═══ LISTED RECORDS

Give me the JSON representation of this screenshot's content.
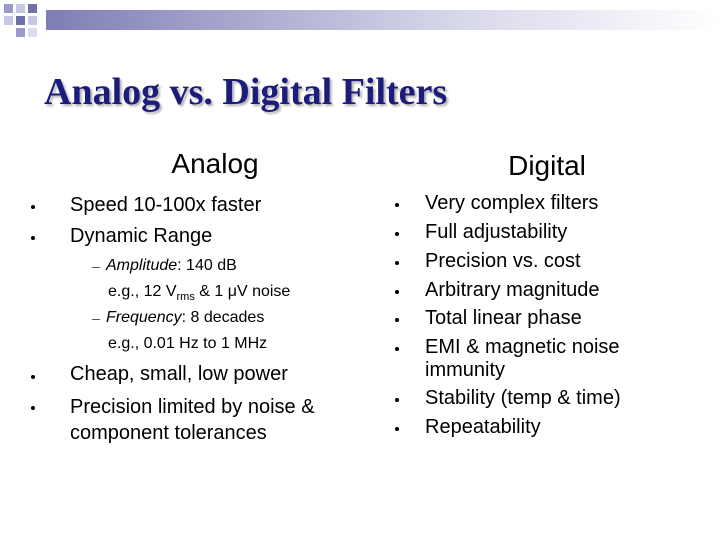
{
  "title": "Analog vs. Digital Filters",
  "left": {
    "heading": "Analog",
    "bullets_top": [
      "Speed 10-100x faster",
      "Dynamic Range"
    ],
    "sub_bullets": [
      {
        "term": "Amplitude",
        "text": ": 140 dB",
        "detail": [
          "e.g., 12 V",
          "rms",
          " & 1 μV noise"
        ]
      },
      {
        "term": "Frequency",
        "text": ": 8 decades",
        "detail": [
          "e.g., 0.01 Hz to 1 MHz"
        ]
      }
    ],
    "bullets_bottom": [
      "Cheap, small, low power",
      "Precision limited by noise & component tolerances"
    ]
  },
  "right": {
    "heading": "Digital",
    "bullets": [
      "Very complex filters",
      "Full adjustability",
      "Precision vs. cost",
      "Arbitrary magnitude",
      "Total linear phase",
      "EMI & magnetic noise immunity",
      "Stability (temp & time)",
      "Repeatability"
    ]
  }
}
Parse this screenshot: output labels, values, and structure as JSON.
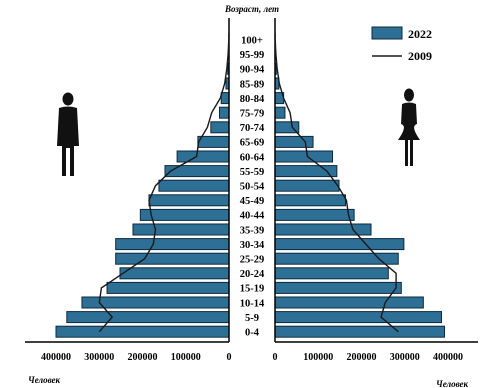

══════

Repeat all the data as it stands, dropping any images it holds.

RESPONSE TO THIS TASK:
Give me the JSON representation of this screenshot's content.
{
  "title": "Analog vs. Digital Filters",
  "left": {
    "heading": "Analog",
    "bullets_top": [
      "Speed 10-100x faster",
      "Dynamic Range"
    ],
    "sub_bullets": [
      {
        "term": "Amplitude",
        "text": ": 140 dB",
        "detail": [
          "e.g., 12 V",
          "rms",
          " & 1 μV noise"
        ]
      },
      {
        "term": "Frequency",
        "text": ": 8 decades",
        "detail": [
          "e.g., 0.01 Hz to 1 MHz"
        ]
      }
    ],
    "bullets_bottom": [
      "Cheap, small, low power",
      "Precision limited by noise & component tolerances"
    ]
  },
  "right": {
    "heading": "Digital",
    "bullets": [
      "Very complex filters",
      "Full adjustability",
      "Precision vs. cost",
      "Arbitrary magnitude",
      "Total linear phase",
      "EMI & magnetic noise immunity",
      "Stability (temp & time)",
      "Repeatability"
    ]
  }
}
Parse this screenshot: output labels, values, and structure as JSON.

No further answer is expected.